Problem:
Output the records. Match them exactly.
---+---
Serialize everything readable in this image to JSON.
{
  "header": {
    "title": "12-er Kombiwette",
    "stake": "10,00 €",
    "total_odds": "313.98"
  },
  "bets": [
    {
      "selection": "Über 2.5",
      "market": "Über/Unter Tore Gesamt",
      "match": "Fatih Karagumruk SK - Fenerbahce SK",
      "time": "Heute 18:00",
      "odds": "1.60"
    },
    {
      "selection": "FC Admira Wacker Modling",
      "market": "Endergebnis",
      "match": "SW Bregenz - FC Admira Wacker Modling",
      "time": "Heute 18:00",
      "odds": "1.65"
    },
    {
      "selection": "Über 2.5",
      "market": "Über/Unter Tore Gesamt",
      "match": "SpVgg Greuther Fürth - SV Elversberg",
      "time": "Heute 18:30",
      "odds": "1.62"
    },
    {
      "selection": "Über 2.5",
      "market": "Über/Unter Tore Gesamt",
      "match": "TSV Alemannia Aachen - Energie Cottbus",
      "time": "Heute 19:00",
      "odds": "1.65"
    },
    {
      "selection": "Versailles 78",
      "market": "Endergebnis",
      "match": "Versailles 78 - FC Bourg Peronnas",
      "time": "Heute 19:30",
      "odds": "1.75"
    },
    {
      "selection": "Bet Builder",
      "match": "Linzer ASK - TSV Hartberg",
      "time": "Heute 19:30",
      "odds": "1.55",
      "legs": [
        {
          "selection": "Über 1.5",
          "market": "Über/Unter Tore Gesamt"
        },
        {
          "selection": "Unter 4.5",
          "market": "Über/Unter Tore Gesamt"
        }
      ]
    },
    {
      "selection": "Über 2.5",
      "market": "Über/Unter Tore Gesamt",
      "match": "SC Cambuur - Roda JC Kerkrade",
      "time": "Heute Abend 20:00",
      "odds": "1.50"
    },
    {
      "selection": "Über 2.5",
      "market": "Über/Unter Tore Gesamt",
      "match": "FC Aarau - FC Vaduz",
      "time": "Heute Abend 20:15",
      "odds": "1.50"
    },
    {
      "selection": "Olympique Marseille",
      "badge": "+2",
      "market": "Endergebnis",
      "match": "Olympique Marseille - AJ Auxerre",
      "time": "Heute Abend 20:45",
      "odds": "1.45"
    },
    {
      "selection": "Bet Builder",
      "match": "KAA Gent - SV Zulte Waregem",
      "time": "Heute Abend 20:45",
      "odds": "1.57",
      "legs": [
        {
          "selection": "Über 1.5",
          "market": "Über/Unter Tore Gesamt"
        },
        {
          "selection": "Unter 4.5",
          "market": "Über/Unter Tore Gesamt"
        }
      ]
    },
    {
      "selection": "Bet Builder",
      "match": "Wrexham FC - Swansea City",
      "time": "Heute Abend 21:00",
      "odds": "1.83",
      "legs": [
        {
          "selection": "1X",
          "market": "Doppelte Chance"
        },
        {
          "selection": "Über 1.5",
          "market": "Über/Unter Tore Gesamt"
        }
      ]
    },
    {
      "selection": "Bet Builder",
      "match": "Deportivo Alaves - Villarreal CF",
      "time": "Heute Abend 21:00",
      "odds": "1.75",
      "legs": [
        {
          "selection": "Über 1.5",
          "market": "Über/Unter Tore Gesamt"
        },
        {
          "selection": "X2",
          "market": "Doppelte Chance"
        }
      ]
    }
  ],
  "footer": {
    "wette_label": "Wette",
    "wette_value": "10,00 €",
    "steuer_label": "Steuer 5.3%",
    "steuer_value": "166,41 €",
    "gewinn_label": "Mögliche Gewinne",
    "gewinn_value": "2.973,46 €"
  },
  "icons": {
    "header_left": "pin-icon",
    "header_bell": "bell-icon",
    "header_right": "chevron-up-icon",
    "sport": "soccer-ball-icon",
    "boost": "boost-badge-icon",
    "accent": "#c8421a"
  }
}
---+---
The completed task:
Serialize everything readable in this image to JSON.
{
  "header": {
    "title": "12-er Kombiwette",
    "stake": "10,00 €",
    "total_odds": "313.98"
  },
  "bets": [
    {
      "selection": "Über 2.5",
      "market": "Über/Unter Tore Gesamt",
      "match": "Fatih Karagumruk SK - Fenerbahce SK",
      "time": "Heute 18:00",
      "odds": "1.60"
    },
    {
      "selection": "FC Admira Wacker Modling",
      "market": "Endergebnis",
      "match": "SW Bregenz - FC Admira Wacker Modling",
      "time": "Heute 18:00",
      "odds": "1.65"
    },
    {
      "selection": "Über 2.5",
      "market": "Über/Unter Tore Gesamt",
      "match": "SpVgg Greuther Fürth - SV Elversberg",
      "time": "Heute 18:30",
      "odds": "1.62"
    },
    {
      "selection": "Über 2.5",
      "market": "Über/Unter Tore Gesamt",
      "match": "TSV Alemannia Aachen - Energie Cottbus",
      "time": "Heute 19:00",
      "odds": "1.65"
    },
    {
      "selection": "Versailles 78",
      "market": "Endergebnis",
      "match": "Versailles 78 - FC Bourg Peronnas",
      "time": "Heute 19:30",
      "odds": "1.75"
    },
    {
      "selection": "Bet Builder",
      "match": "Linzer ASK - TSV Hartberg",
      "time": "Heute 19:30",
      "odds": "1.55",
      "legs": [
        {
          "selection": "Über 1.5",
          "market": "Über/Unter Tore Gesamt"
        },
        {
          "selection": "Unter 4.5",
          "market": "Über/Unter Tore Gesamt"
        }
      ]
    },
    {
      "selection": "Über 2.5",
      "market": "Über/Unter Tore Gesamt",
      "match": "SC Cambuur - Roda JC Kerkrade",
      "time": "Heute Abend 20:00",
      "odds": "1.50"
    },
    {
      "selection": "Über 2.5",
      "market": "Über/Unter Tore Gesamt",
      "match": "FC Aarau - FC Vaduz",
      "time": "Heute Abend 20:15",
      "odds": "1.50"
    },
    {
      "selection": "Olympique Marseille",
      "badge": "+2",
      "market": "Endergebnis",
      "match": "Olympique Marseille - AJ Auxerre",
      "time": "Heute Abend 20:45",
      "odds": "1.45"
    },
    {
      "selection": "Bet Builder",
      "match": "KAA Gent - SV Zulte Waregem",
      "time": "Heute Abend 20:45",
      "odds": "1.57",
      "legs": [
        {
          "selection": "Über 1.5",
          "market": "Über/Unter Tore Gesamt"
        },
        {
          "selection": "Unter 4.5",
          "market": "Über/Unter Tore Gesamt"
        }
      ]
    },
    {
      "selection": "Bet Builder",
      "match": "Wrexham FC - Swansea City",
      "time": "Heute Abend 21:00",
      "odds": "1.83",
      "legs": [
        {
          "selection": "1X",
          "market": "Doppelte Chance"
        },
        {
          "selection": "Über 1.5",
          "market": "Über/Unter Tore Gesamt"
        }
      ]
    },
    {
      "selection": "Bet Builder",
      "match": "Deportivo Alaves - Villarreal CF",
      "time": "Heute Abend 21:00",
      "odds": "1.75",
      "legs": [
        {
          "selection": "Über 1.5",
          "market": "Über/Unter Tore Gesamt"
        },
        {
          "selection": "X2",
          "market": "Doppelte Chance"
        }
      ]
    }
  ],
  "footer": {
    "wette_label": "Wette",
    "wette_value": "10,00 €",
    "steuer_label": "Steuer 5.3%",
    "steuer_value": "166,41 €",
    "gewinn_label": "Mögliche Gewinne",
    "gewinn_value": "2.973,46 €"
  },
  "icons": {
    "header_left": "pin-icon",
    "header_bell": "bell-icon",
    "header_right": "chevron-up-icon",
    "sport": "soccer-ball-icon",
    "boost": "boost-badge-icon",
    "accent": "#c8421a"
  }
}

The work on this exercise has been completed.